Written request:
Only lines with the word "commitments" are needed; collect each of them from the listing below.
— start Excerpted records —
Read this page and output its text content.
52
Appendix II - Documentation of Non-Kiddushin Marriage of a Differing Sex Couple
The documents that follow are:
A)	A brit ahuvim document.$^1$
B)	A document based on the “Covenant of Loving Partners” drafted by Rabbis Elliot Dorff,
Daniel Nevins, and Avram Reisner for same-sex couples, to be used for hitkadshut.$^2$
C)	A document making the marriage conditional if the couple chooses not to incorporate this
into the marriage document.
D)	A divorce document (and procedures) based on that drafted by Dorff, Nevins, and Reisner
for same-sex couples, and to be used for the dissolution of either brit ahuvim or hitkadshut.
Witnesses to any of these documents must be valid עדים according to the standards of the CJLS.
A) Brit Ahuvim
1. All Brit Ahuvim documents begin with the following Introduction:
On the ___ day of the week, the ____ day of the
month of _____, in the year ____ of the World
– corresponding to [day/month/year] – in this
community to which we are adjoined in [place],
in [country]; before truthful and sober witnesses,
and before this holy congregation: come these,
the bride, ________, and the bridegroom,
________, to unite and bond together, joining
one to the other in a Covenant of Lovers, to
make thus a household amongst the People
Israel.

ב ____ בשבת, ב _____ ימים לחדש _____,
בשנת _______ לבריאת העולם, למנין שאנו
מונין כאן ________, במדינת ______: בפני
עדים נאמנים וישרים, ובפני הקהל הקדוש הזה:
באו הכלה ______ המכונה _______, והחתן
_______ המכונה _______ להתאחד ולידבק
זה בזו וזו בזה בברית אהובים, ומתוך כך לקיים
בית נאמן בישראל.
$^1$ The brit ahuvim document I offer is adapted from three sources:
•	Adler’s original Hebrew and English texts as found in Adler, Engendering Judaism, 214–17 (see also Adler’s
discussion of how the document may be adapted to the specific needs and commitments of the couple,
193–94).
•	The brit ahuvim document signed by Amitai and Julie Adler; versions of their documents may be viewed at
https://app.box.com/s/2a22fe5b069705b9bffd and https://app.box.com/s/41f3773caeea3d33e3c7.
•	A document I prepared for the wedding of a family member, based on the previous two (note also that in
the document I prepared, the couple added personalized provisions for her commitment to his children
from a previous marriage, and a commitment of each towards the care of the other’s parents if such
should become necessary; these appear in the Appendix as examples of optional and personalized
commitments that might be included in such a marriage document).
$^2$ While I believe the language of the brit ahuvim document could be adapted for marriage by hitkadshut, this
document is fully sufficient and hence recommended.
— end Excerpted records —
Solution for this task:
discussion of how the document may be adapted to the specific needs and commitments of the couple,
commitments that might be included in such a marriage document).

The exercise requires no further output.